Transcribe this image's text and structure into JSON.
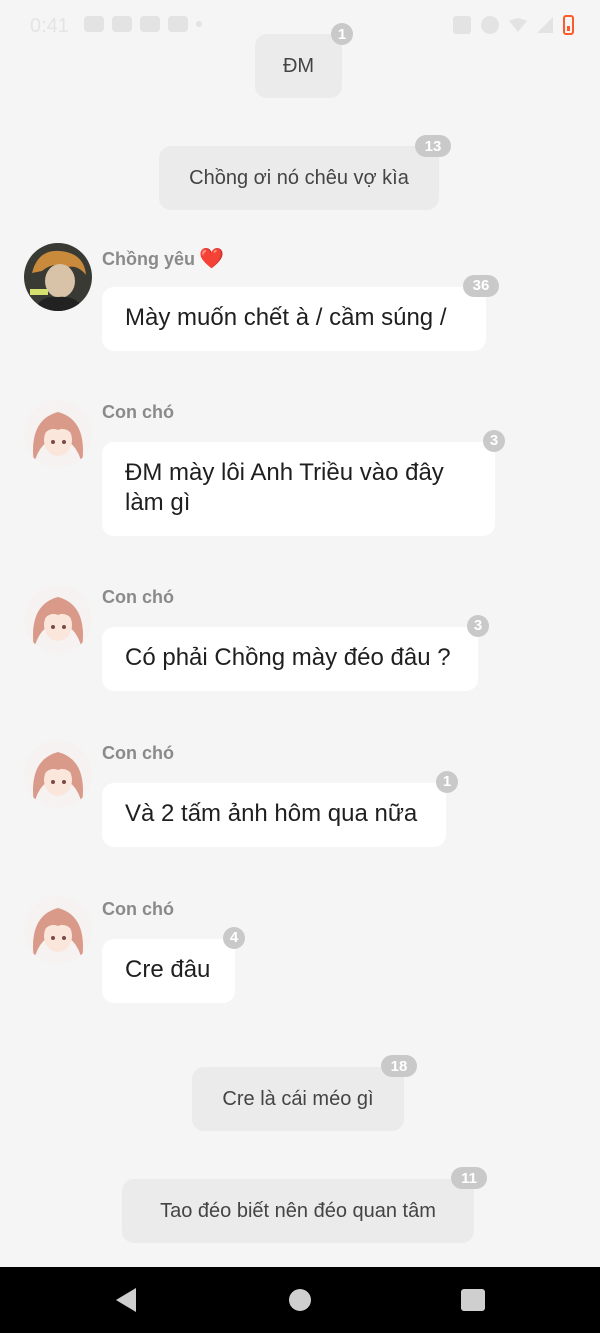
{
  "status_bar": {
    "time": "0:41"
  },
  "messages": [
    {
      "type": "center",
      "text": "ĐM",
      "badge": "1"
    },
    {
      "type": "center",
      "text": "Chồng ơi nó chêu vợ kìa",
      "badge": "13"
    },
    {
      "type": "user",
      "sender": "Chồng yêu",
      "sender_emoji": "❤️",
      "avatar": "boy-avatar",
      "text": "Mày muốn chết à / cầm súng /",
      "badge": "36"
    },
    {
      "type": "user",
      "sender": "Con chó",
      "avatar": "girl-avatar",
      "text": "ĐM mày lôi Anh Triều vào đây làm gì",
      "badge": "3"
    },
    {
      "type": "user",
      "sender": "Con chó",
      "avatar": "girl-avatar",
      "text": "Có phải Chồng mày đéo đâu ?",
      "badge": "3"
    },
    {
      "type": "user",
      "sender": "Con chó",
      "avatar": "girl-avatar",
      "text": "Và 2 tấm ảnh hôm qua nữa",
      "badge": "1"
    },
    {
      "type": "user",
      "sender": "Con chó",
      "avatar": "girl-avatar",
      "text": "Cre đâu",
      "badge": "4"
    },
    {
      "type": "center",
      "text": "Cre là cái méo gì",
      "badge": "18"
    },
    {
      "type": "center",
      "text": "Tao đéo biết nên đéo quan tâm",
      "badge": "11"
    }
  ],
  "nav_bar": {
    "icons": [
      "back-icon",
      "home-icon",
      "recent-apps-icon"
    ]
  },
  "colors": {
    "background": "#f5f5f5",
    "bubble_user": "#ffffff",
    "bubble_center": "#ebebeb",
    "badge": "#c9c9c9",
    "battery": "#ff5a2a"
  }
}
_ _ _ _ _ _ _
◆ **TASK**: Leave out the pictures and retype every line above exactly.

◆ **EXERCISE SOLUTION**:
Transcribe this image's text and structure into JSON.
{
  "status_bar": {
    "time": "0:41"
  },
  "messages": [
    {
      "type": "center",
      "text": "ĐM",
      "badge": "1"
    },
    {
      "type": "center",
      "text": "Chồng ơi nó chêu vợ kìa",
      "badge": "13"
    },
    {
      "type": "user",
      "sender": "Chồng yêu",
      "sender_emoji": "❤️",
      "avatar": "boy-avatar",
      "text": "Mày muốn chết à / cầm súng /",
      "badge": "36"
    },
    {
      "type": "user",
      "sender": "Con chó",
      "avatar": "girl-avatar",
      "text": "ĐM mày lôi Anh Triều vào đây làm gì",
      "badge": "3"
    },
    {
      "type": "user",
      "sender": "Con chó",
      "avatar": "girl-avatar",
      "text": "Có phải Chồng mày đéo đâu ?",
      "badge": "3"
    },
    {
      "type": "user",
      "sender": "Con chó",
      "avatar": "girl-avatar",
      "text": "Và 2 tấm ảnh hôm qua nữa",
      "badge": "1"
    },
    {
      "type": "user",
      "sender": "Con chó",
      "avatar": "girl-avatar",
      "text": "Cre đâu",
      "badge": "4"
    },
    {
      "type": "center",
      "text": "Cre là cái méo gì",
      "badge": "18"
    },
    {
      "type": "center",
      "text": "Tao đéo biết nên đéo quan tâm",
      "badge": "11"
    }
  ],
  "nav_bar": {
    "icons": [
      "back-icon",
      "home-icon",
      "recent-apps-icon"
    ]
  },
  "colors": {
    "background": "#f5f5f5",
    "bubble_user": "#ffffff",
    "bubble_center": "#ebebeb",
    "badge": "#c9c9c9",
    "battery": "#ff5a2a"
  }
}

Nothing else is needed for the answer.